[Start of STORED DATA]

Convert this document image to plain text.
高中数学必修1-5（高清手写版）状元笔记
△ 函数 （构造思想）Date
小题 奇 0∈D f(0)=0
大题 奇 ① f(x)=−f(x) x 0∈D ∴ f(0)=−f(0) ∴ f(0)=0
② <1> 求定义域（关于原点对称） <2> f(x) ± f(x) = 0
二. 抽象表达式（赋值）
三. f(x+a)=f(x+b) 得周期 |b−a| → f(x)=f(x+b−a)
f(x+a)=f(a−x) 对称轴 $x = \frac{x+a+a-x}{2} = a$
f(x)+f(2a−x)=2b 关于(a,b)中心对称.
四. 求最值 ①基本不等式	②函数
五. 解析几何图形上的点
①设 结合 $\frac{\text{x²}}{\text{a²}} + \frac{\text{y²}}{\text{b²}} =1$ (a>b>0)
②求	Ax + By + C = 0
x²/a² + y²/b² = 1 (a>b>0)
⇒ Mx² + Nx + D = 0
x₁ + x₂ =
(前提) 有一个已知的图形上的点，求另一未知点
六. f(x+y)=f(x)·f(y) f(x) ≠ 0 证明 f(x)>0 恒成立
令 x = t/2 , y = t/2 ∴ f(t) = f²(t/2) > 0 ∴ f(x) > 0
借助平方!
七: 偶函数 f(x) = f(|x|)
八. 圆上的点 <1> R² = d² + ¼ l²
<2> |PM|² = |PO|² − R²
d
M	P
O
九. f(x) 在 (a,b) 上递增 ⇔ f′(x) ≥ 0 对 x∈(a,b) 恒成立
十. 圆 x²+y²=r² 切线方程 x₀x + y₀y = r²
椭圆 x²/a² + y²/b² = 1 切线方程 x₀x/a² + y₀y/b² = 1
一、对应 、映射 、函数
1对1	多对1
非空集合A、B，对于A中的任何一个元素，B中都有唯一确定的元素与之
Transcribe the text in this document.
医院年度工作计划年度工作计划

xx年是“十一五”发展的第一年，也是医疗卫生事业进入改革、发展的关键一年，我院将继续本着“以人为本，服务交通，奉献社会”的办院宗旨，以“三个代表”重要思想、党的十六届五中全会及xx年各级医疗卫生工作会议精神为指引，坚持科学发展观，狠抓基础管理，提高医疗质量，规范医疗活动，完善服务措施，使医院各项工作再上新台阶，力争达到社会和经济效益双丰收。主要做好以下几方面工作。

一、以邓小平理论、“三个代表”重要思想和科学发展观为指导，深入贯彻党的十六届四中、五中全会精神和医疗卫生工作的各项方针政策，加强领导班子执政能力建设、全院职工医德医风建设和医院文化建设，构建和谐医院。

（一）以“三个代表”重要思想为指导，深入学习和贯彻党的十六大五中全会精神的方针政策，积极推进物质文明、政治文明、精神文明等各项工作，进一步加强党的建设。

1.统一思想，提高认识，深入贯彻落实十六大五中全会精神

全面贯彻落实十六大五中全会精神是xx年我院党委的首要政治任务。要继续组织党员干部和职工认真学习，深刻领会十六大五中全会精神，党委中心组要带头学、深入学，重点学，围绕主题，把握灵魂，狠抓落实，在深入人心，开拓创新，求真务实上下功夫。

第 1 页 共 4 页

[End of STORED DATA]

**TASK TO CARRY OUT**
Scan the records above for the string "frac", then select every line that holds it.

**ANSWER IN FULL**
f(x+a)=f(a−x) 对称轴 $x = \frac{x+a+a-x}{2} = a$
①设 结合 $\frac{\text{x²}}{\text{a²}} + \frac{\text{y²}}{\text{b²}} =1$ (a>b>0)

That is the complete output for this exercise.